#### [WHAT YOU NEED TO DO]
Quote the records below in full, exactly as given, with the images taken out.

#### [Dataset items]

■ ■ ■

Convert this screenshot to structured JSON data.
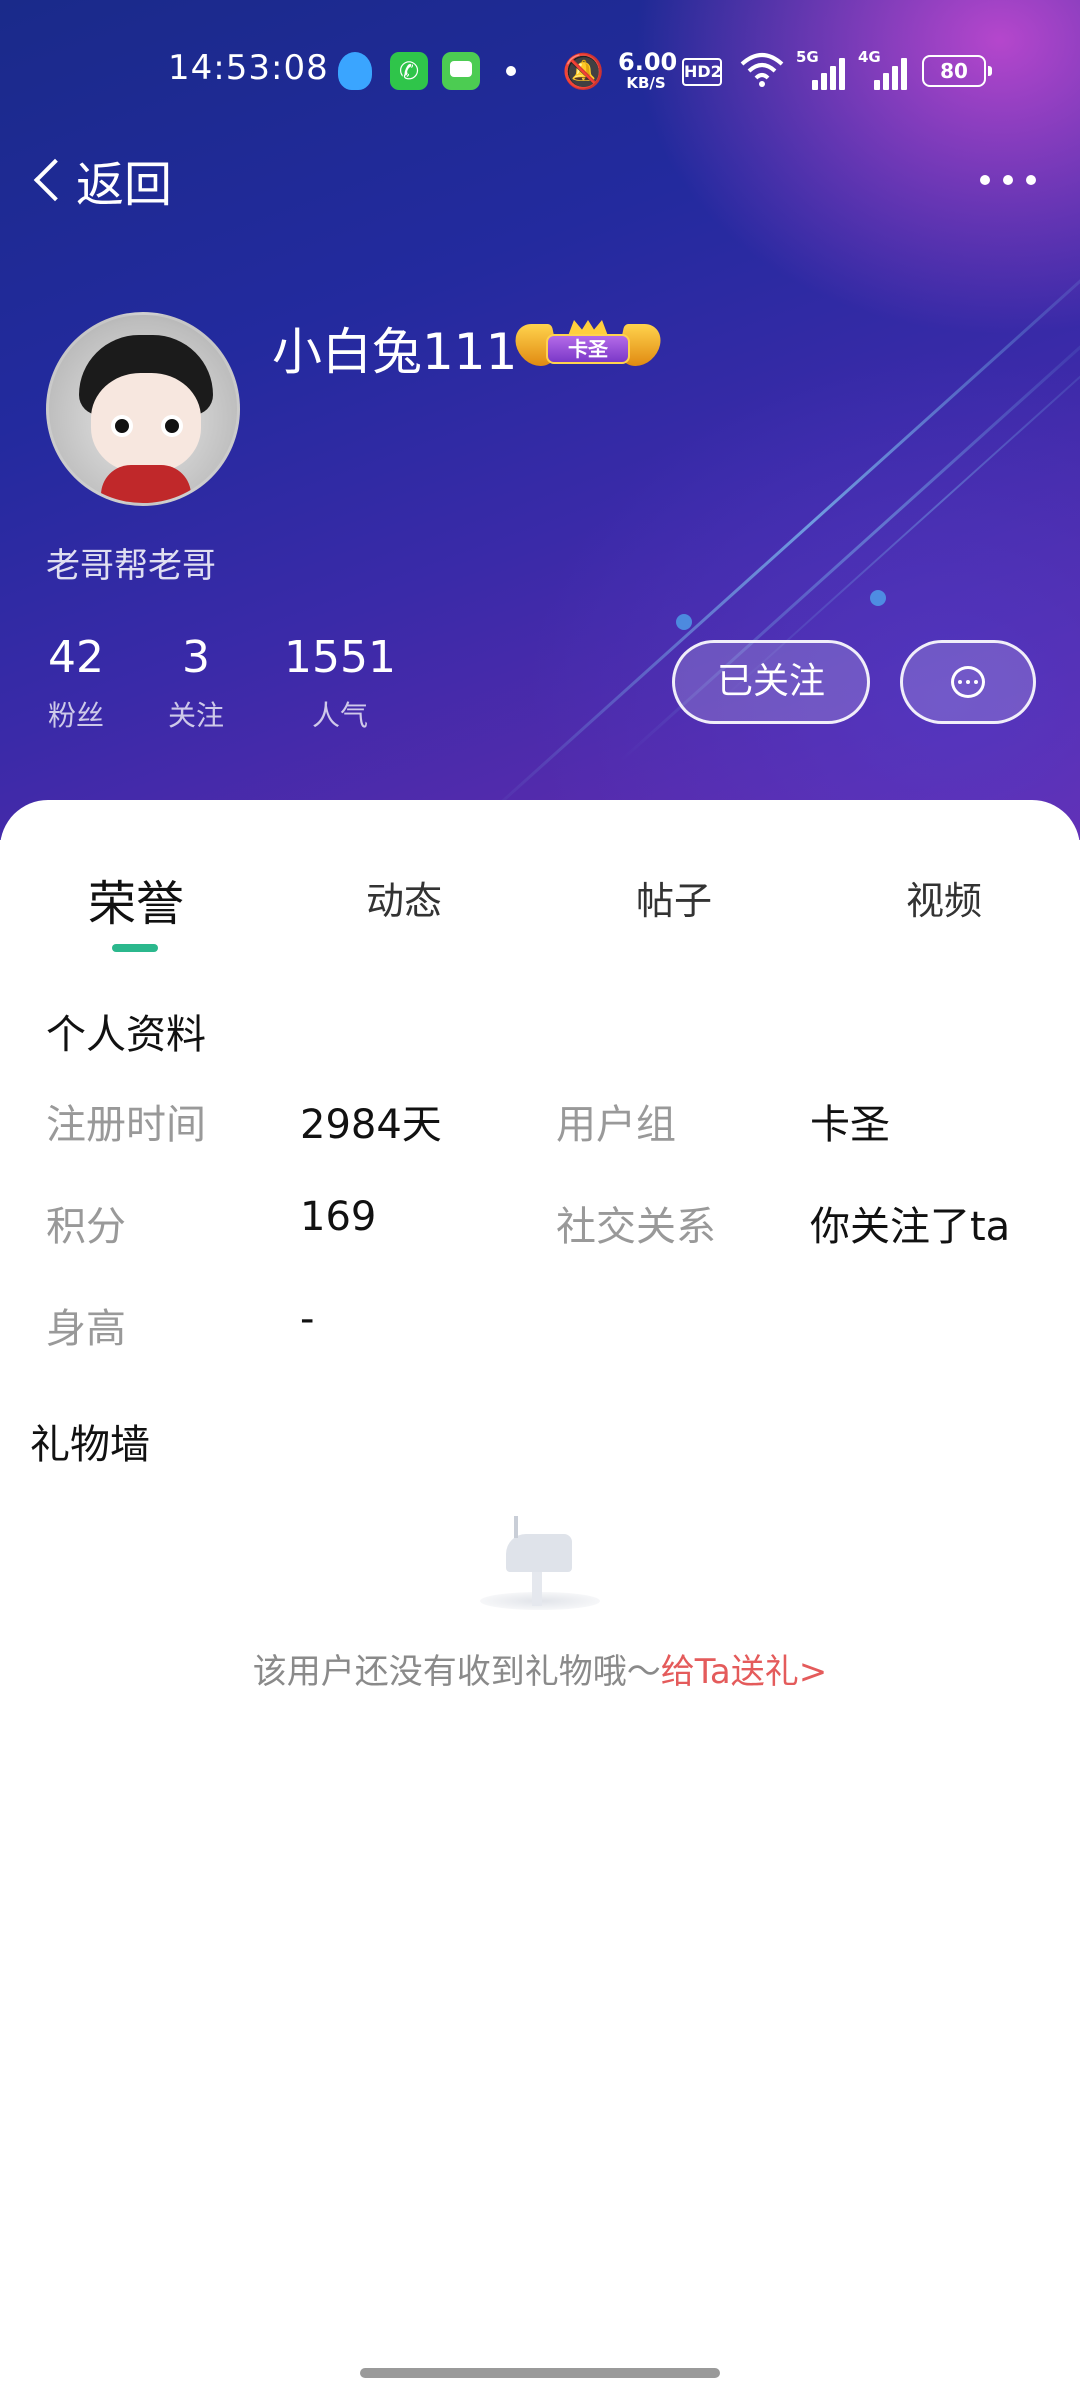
{
  "status_bar": {
    "time": "14:53:08",
    "net_speed_value": "6.00",
    "net_speed_unit": "KB/S",
    "hd_label": "HD2",
    "signal_1_label": "5G",
    "signal_2_label": "4G",
    "battery": "80",
    "icons": [
      "qq-icon",
      "phone-icon",
      "message-icon",
      "mute-icon",
      "wifi-icon",
      "signal-icon",
      "battery-icon"
    ]
  },
  "nav": {
    "back_label": "返回",
    "more_icon": "more-dots-icon"
  },
  "profile": {
    "username": "小白兔111",
    "rank_badge": "卡圣",
    "motto": "老哥帮老哥",
    "stats": [
      {
        "value": "42",
        "label": "粉丝"
      },
      {
        "value": "3",
        "label": "关注"
      },
      {
        "value": "1551",
        "label": "人气"
      }
    ],
    "follow_button": "已关注",
    "chat_icon": "chat-bubble-icon"
  },
  "tabs": [
    {
      "label": "荣誉",
      "active": true
    },
    {
      "label": "动态",
      "active": false
    },
    {
      "label": "帖子",
      "active": false
    },
    {
      "label": "视频",
      "active": false
    }
  ],
  "personal_info": {
    "title": "个人资料",
    "fields": [
      {
        "label": "注册时间",
        "value": "2984天"
      },
      {
        "label": "用户组",
        "value": "卡圣"
      },
      {
        "label": "积分",
        "value": "169"
      },
      {
        "label": "社交关系",
        "value": "你关注了ta"
      },
      {
        "label": "身高",
        "value": "-"
      }
    ]
  },
  "gift_wall": {
    "title": "礼物墙",
    "empty_text": "该用户还没有收到礼物哦～",
    "send_gift_link": "给Ta送礼>",
    "empty_icon": "mailbox-icon"
  },
  "colors": {
    "accent": "#2bb88d",
    "link": "#e45b5b",
    "hero_start": "#1a2a8a",
    "hero_end": "#6a2cb0"
  }
}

■ ■ ■

#### [WRITTEN RESPONSE]
Convert this screenshot to structured JSON data.
{
  "status_bar": {
    "time": "14:53:08",
    "net_speed_value": "6.00",
    "net_speed_unit": "KB/S",
    "hd_label": "HD2",
    "signal_1_label": "5G",
    "signal_2_label": "4G",
    "battery": "80",
    "icons": [
      "qq-icon",
      "phone-icon",
      "message-icon",
      "mute-icon",
      "wifi-icon",
      "signal-icon",
      "battery-icon"
    ]
  },
  "nav": {
    "back_label": "返回",
    "more_icon": "more-dots-icon"
  },
  "profile": {
    "username": "小白兔111",
    "rank_badge": "卡圣",
    "motto": "老哥帮老哥",
    "stats": [
      {
        "value": "42",
        "label": "粉丝"
      },
      {
        "value": "3",
        "label": "关注"
      },
      {
        "value": "1551",
        "label": "人气"
      }
    ],
    "follow_button": "已关注",
    "chat_icon": "chat-bubble-icon"
  },
  "tabs": [
    {
      "label": "荣誉",
      "active": true
    },
    {
      "label": "动态",
      "active": false
    },
    {
      "label": "帖子",
      "active": false
    },
    {
      "label": "视频",
      "active": false
    }
  ],
  "personal_info": {
    "title": "个人资料",
    "fields": [
      {
        "label": "注册时间",
        "value": "2984天"
      },
      {
        "label": "用户组",
        "value": "卡圣"
      },
      {
        "label": "积分",
        "value": "169"
      },
      {
        "label": "社交关系",
        "value": "你关注了ta"
      },
      {
        "label": "身高",
        "value": "-"
      }
    ]
  },
  "gift_wall": {
    "title": "礼物墙",
    "empty_text": "该用户还没有收到礼物哦～",
    "send_gift_link": "给Ta送礼>",
    "empty_icon": "mailbox-icon"
  },
  "colors": {
    "accent": "#2bb88d",
    "link": "#e45b5b",
    "hero_start": "#1a2a8a",
    "hero_end": "#6a2cb0"
  }
}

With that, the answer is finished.